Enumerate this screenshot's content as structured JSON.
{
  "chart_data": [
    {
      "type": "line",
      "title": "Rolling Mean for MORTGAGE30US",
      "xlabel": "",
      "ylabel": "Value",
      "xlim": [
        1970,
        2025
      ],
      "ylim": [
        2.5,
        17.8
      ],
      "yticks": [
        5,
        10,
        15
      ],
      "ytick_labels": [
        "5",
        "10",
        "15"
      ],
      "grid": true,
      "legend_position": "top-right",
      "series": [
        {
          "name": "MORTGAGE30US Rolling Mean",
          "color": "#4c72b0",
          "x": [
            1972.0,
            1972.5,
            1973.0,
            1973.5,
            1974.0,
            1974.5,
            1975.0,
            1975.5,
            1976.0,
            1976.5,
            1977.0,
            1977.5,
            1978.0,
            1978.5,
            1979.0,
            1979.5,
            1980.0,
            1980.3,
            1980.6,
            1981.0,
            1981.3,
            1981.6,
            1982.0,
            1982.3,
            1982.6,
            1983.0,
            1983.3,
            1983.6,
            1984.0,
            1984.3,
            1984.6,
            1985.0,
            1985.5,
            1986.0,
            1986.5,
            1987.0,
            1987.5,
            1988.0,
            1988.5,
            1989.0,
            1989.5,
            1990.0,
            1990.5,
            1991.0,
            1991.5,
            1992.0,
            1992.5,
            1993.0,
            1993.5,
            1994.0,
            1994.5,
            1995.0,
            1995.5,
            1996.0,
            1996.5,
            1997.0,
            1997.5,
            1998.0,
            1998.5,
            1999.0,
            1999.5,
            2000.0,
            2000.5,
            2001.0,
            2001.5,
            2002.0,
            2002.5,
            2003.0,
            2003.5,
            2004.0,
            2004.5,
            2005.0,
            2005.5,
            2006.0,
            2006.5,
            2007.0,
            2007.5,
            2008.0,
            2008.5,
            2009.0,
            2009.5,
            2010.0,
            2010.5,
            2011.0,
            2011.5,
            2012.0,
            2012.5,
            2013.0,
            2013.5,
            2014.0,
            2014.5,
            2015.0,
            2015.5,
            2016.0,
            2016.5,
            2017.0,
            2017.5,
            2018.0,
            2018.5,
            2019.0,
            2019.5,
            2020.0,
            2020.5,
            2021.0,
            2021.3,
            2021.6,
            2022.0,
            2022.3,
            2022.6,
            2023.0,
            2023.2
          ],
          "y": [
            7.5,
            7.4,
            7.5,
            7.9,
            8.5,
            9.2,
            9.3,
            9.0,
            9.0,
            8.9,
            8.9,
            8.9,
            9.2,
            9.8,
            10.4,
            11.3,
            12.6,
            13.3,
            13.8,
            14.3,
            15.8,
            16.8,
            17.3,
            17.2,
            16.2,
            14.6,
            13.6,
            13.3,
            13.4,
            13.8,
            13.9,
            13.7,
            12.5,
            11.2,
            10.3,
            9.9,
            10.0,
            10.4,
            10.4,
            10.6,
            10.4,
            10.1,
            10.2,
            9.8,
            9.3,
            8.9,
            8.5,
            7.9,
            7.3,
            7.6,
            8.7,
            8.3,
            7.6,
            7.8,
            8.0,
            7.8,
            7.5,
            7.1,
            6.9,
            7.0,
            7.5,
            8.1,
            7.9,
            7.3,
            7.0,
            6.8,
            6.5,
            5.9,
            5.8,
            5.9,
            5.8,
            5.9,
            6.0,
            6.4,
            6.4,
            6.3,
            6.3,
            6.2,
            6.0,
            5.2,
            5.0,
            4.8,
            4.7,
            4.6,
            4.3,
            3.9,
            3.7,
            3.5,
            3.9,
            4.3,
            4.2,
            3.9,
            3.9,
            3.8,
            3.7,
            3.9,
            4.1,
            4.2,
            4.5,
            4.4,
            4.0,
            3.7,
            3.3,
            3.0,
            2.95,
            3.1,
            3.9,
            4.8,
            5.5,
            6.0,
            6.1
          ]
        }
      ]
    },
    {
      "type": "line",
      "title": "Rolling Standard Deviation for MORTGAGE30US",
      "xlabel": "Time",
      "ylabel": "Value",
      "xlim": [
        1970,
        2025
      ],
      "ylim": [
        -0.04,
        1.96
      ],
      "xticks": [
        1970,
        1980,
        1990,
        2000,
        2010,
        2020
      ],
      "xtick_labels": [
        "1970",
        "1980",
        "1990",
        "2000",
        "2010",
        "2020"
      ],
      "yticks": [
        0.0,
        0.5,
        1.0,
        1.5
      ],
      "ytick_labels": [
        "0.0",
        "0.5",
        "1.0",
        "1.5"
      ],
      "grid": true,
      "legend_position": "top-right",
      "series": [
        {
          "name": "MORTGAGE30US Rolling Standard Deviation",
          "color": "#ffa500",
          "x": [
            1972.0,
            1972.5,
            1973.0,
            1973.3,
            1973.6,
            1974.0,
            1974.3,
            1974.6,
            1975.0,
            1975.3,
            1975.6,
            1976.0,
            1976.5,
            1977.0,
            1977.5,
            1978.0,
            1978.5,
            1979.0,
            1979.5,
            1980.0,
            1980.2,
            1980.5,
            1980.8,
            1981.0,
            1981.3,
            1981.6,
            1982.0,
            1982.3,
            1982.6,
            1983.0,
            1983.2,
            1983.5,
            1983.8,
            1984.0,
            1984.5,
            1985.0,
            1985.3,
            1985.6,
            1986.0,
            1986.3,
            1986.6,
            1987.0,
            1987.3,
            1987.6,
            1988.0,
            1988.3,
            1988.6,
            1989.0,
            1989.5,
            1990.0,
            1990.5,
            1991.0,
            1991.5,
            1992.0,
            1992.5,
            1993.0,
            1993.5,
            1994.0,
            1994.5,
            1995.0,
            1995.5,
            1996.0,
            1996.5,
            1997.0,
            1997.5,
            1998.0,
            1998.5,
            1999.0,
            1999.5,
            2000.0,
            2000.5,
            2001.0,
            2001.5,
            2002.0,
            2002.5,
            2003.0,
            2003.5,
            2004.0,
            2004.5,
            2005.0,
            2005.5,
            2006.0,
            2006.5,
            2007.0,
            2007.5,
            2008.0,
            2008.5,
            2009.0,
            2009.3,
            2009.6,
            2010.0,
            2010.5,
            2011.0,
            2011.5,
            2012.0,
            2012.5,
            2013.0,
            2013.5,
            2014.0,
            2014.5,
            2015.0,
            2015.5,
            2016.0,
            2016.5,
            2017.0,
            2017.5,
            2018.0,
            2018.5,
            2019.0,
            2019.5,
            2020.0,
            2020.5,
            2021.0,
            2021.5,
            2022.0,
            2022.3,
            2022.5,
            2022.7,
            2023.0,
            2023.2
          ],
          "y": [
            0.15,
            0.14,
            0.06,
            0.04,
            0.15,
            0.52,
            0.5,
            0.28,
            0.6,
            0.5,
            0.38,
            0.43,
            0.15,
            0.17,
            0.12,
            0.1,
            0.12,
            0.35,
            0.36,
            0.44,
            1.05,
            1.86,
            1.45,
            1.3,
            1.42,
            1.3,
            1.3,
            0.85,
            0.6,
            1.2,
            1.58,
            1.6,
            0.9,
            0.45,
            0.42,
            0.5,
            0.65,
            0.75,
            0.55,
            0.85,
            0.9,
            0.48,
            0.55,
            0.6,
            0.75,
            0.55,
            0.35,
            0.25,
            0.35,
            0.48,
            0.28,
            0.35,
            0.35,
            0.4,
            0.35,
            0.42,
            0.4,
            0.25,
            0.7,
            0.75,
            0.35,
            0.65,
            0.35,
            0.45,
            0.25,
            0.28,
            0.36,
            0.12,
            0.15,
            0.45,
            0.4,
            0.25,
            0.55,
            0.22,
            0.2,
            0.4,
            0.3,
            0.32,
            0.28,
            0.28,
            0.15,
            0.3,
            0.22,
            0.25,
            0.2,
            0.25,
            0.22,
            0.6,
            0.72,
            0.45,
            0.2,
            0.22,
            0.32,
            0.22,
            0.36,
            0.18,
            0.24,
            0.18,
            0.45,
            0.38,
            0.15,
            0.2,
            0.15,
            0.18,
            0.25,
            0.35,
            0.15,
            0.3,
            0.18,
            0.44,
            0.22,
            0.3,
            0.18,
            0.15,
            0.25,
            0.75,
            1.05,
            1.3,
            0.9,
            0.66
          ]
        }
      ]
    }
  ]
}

:::::

## GOAL
Your answer should be only a number: how many lines of the data above contain the string "Rolling"?

## THE REPLY
4